=== EXERCISE ===
Collect each line containing "Average".

=== DATA LINES ===
****************************************

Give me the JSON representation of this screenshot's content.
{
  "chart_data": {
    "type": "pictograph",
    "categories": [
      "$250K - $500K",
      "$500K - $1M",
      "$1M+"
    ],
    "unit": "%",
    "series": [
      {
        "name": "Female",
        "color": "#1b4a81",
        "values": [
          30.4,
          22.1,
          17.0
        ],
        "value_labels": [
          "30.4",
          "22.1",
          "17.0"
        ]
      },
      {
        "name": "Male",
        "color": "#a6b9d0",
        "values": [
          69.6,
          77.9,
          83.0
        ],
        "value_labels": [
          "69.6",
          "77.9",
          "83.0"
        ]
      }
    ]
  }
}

****************************************

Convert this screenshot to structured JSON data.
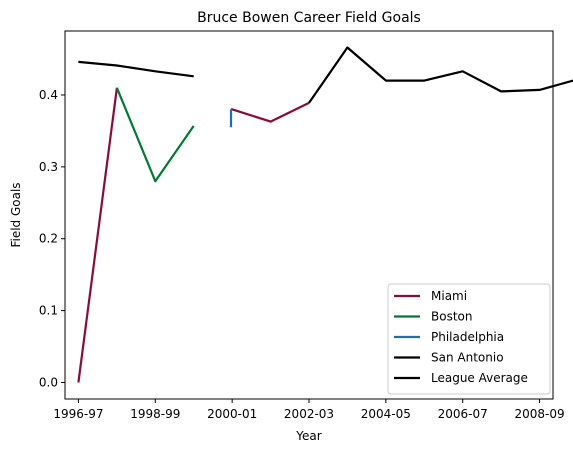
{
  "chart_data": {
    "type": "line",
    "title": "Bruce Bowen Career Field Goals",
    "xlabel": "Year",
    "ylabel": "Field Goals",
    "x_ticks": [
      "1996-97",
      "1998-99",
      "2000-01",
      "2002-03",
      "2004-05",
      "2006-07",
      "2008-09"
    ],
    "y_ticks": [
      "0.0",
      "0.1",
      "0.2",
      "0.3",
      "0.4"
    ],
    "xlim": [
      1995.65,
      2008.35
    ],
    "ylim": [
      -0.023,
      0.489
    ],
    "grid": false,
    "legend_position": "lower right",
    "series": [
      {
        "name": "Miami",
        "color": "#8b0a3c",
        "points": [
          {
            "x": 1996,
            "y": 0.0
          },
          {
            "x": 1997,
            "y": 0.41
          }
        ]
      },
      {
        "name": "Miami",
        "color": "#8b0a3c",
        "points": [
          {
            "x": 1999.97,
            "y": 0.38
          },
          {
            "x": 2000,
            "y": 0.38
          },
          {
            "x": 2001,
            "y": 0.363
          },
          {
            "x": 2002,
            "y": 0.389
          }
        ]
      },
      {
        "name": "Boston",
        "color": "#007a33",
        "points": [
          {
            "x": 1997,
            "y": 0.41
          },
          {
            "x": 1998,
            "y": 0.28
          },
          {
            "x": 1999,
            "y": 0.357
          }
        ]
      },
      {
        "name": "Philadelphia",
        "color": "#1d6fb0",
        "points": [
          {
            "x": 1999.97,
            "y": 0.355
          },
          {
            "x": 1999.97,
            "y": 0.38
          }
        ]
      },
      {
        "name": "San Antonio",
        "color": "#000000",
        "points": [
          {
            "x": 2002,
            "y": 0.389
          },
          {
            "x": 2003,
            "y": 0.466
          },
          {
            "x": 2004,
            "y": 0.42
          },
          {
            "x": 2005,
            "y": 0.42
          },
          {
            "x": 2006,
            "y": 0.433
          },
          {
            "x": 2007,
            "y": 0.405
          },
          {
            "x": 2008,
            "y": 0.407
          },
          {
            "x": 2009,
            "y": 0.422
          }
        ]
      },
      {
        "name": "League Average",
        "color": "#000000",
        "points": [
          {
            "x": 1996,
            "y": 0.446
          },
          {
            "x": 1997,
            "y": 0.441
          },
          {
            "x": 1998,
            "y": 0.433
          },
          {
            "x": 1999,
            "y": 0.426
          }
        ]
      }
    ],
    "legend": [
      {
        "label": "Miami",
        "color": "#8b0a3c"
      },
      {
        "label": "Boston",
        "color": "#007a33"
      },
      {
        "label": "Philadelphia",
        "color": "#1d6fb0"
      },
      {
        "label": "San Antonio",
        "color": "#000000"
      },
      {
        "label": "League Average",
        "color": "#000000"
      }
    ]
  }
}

****************************************

=== RESPONSE TO THE EXERCISE ===
        "name": "League Average",
        "label": "League Average",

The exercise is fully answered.